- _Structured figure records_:
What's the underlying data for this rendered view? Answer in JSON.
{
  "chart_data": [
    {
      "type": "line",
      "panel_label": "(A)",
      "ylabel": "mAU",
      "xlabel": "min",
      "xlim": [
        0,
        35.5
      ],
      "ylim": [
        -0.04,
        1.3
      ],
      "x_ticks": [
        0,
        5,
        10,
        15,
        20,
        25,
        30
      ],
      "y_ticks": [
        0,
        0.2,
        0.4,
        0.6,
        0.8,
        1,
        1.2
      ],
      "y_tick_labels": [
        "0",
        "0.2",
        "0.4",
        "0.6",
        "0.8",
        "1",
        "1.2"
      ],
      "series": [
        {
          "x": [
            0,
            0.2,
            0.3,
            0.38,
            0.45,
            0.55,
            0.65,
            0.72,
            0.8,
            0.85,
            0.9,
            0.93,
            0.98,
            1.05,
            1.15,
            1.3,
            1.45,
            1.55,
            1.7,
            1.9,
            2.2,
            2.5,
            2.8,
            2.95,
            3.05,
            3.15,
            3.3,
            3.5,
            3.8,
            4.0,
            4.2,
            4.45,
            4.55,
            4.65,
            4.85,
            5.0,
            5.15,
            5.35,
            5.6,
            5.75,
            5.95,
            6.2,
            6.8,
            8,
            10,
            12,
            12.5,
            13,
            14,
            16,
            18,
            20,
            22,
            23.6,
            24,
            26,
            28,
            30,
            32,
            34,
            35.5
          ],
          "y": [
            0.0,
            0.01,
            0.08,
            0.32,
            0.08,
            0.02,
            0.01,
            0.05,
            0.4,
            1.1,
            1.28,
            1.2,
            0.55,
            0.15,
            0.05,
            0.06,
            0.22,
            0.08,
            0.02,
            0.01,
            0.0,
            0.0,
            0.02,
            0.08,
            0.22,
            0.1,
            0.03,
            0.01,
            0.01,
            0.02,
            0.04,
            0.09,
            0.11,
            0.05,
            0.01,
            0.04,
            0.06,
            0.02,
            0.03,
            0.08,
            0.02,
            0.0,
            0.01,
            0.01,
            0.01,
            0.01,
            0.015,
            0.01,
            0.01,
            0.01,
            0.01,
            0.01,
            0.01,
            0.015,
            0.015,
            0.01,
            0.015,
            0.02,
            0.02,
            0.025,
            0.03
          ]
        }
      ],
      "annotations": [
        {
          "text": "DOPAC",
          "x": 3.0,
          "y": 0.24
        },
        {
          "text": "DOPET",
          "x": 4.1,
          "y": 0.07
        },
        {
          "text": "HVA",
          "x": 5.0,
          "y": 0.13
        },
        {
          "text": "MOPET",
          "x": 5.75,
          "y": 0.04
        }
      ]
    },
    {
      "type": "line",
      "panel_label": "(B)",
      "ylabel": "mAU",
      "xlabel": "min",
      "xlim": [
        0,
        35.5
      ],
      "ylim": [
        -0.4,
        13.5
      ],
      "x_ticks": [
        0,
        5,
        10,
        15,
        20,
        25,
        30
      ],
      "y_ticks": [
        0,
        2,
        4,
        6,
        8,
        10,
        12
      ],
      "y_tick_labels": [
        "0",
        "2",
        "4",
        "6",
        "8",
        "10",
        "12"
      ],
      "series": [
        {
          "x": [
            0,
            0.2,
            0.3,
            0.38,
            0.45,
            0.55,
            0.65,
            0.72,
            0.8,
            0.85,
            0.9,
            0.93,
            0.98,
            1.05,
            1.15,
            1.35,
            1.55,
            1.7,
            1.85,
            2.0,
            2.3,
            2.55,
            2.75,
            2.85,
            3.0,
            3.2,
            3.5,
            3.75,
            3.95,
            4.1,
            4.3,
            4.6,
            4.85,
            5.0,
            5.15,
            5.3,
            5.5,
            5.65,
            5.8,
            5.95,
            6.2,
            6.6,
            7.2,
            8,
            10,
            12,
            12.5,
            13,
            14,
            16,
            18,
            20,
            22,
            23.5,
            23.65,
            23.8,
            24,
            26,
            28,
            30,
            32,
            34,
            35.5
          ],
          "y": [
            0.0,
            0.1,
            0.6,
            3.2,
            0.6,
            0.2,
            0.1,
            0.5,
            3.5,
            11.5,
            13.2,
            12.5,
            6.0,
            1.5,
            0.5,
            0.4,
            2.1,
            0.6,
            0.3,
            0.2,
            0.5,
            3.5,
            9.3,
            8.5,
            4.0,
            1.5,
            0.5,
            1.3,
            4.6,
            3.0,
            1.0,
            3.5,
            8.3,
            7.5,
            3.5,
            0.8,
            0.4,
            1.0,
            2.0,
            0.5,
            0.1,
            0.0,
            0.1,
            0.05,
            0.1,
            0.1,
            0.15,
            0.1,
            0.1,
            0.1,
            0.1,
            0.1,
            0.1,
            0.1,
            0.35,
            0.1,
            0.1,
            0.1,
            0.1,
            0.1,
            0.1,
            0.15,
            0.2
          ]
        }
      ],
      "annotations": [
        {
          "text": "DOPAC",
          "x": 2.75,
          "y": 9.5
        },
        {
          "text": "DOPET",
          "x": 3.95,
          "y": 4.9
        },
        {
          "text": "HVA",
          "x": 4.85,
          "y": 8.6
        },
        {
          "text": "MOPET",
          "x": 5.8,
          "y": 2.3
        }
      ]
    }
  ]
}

- _Problem to solve_:
The listing above must be transcribed exactly, line by line.

- _Completed exercise_:
What's the underlying data for this rendered view? Answer in JSON.
{
  "chart_data": [
    {
      "type": "line",
      "panel_label": "(A)",
      "ylabel": "mAU",
      "xlabel": "min",
      "xlim": [
        0,
        35.5
      ],
      "ylim": [
        -0.04,
        1.3
      ],
      "x_ticks": [
        0,
        5,
        10,
        15,
        20,
        25,
        30
      ],
      "y_ticks": [
        0,
        0.2,
        0.4,
        0.6,
        0.8,
        1,
        1.2
      ],
      "y_tick_labels": [
        "0",
        "0.2",
        "0.4",
        "0.6",
        "0.8",
        "1",
        "1.2"
      ],
      "series": [
        {
          "x": [
            0,
            0.2,
            0.3,
            0.38,
            0.45,
            0.55,
            0.65,
            0.72,
            0.8,
            0.85,
            0.9,
            0.93,
            0.98,
            1.05,
            1.15,
            1.3,
            1.45,
            1.55,
            1.7,
            1.9,
            2.2,
            2.5,
            2.8,
            2.95,
            3.05,
            3.15,
            3.3,
            3.5,
            3.8,
            4.0,
            4.2,
            4.45,
            4.55,
            4.65,
            4.85,
            5.0,
            5.15,
            5.35,
            5.6,
            5.75,
            5.95,
            6.2,
            6.8,
            8,
            10,
            12,
            12.5,
            13,
            14,
            16,
            18,
            20,
            22,
            23.6,
            24,
            26,
            28,
            30,
            32,
            34,
            35.5
          ],
          "y": [
            0.0,
            0.01,
            0.08,
            0.32,
            0.08,
            0.02,
            0.01,
            0.05,
            0.4,
            1.1,
            1.28,
            1.2,
            0.55,
            0.15,
            0.05,
            0.06,
            0.22,
            0.08,
            0.02,
            0.01,
            0.0,
            0.0,
            0.02,
            0.08,
            0.22,
            0.1,
            0.03,
            0.01,
            0.01,
            0.02,
            0.04,
            0.09,
            0.11,
            0.05,
            0.01,
            0.04,
            0.06,
            0.02,
            0.03,
            0.08,
            0.02,
            0.0,
            0.01,
            0.01,
            0.01,
            0.01,
            0.015,
            0.01,
            0.01,
            0.01,
            0.01,
            0.01,
            0.01,
            0.015,
            0.015,
            0.01,
            0.015,
            0.02,
            0.02,
            0.025,
            0.03
          ]
        }
      ],
      "annotations": [
        {
          "text": "DOPAC",
          "x": 3.0,
          "y": 0.24
        },
        {
          "text": "DOPET",
          "x": 4.1,
          "y": 0.07
        },
        {
          "text": "HVA",
          "x": 5.0,
          "y": 0.13
        },
        {
          "text": "MOPET",
          "x": 5.75,
          "y": 0.04
        }
      ]
    },
    {
      "type": "line",
      "panel_label": "(B)",
      "ylabel": "mAU",
      "xlabel": "min",
      "xlim": [
        0,
        35.5
      ],
      "ylim": [
        -0.4,
        13.5
      ],
      "x_ticks": [
        0,
        5,
        10,
        15,
        20,
        25,
        30
      ],
      "y_ticks": [
        0,
        2,
        4,
        6,
        8,
        10,
        12
      ],
      "y_tick_labels": [
        "0",
        "2",
        "4",
        "6",
        "8",
        "10",
        "12"
      ],
      "series": [
        {
          "x": [
            0,
            0.2,
            0.3,
            0.38,
            0.45,
            0.55,
            0.65,
            0.72,
            0.8,
            0.85,
            0.9,
            0.93,
            0.98,
            1.05,
            1.15,
            1.35,
            1.55,
            1.7,
            1.85,
            2.0,
            2.3,
            2.55,
            2.75,
            2.85,
            3.0,
            3.2,
            3.5,
            3.75,
            3.95,
            4.1,
            4.3,
            4.6,
            4.85,
            5.0,
            5.15,
            5.3,
            5.5,
            5.65,
            5.8,
            5.95,
            6.2,
            6.6,
            7.2,
            8,
            10,
            12,
            12.5,
            13,
            14,
            16,
            18,
            20,
            22,
            23.5,
            23.65,
            23.8,
            24,
            26,
            28,
            30,
            32,
            34,
            35.5
          ],
          "y": [
            0.0,
            0.1,
            0.6,
            3.2,
            0.6,
            0.2,
            0.1,
            0.5,
            3.5,
            11.5,
            13.2,
            12.5,
            6.0,
            1.5,
            0.5,
            0.4,
            2.1,
            0.6,
            0.3,
            0.2,
            0.5,
            3.5,
            9.3,
            8.5,
            4.0,
            1.5,
            0.5,
            1.3,
            4.6,
            3.0,
            1.0,
            3.5,
            8.3,
            7.5,
            3.5,
            0.8,
            0.4,
            1.0,
            2.0,
            0.5,
            0.1,
            0.0,
            0.1,
            0.05,
            0.1,
            0.1,
            0.15,
            0.1,
            0.1,
            0.1,
            0.1,
            0.1,
            0.1,
            0.1,
            0.35,
            0.1,
            0.1,
            0.1,
            0.1,
            0.1,
            0.1,
            0.15,
            0.2
          ]
        }
      ],
      "annotations": [
        {
          "text": "DOPAC",
          "x": 2.75,
          "y": 9.5
        },
        {
          "text": "DOPET",
          "x": 3.95,
          "y": 4.9
        },
        {
          "text": "HVA",
          "x": 4.85,
          "y": 8.6
        },
        {
          "text": "MOPET",
          "x": 5.8,
          "y": 2.3
        }
      ]
    }
  ]
}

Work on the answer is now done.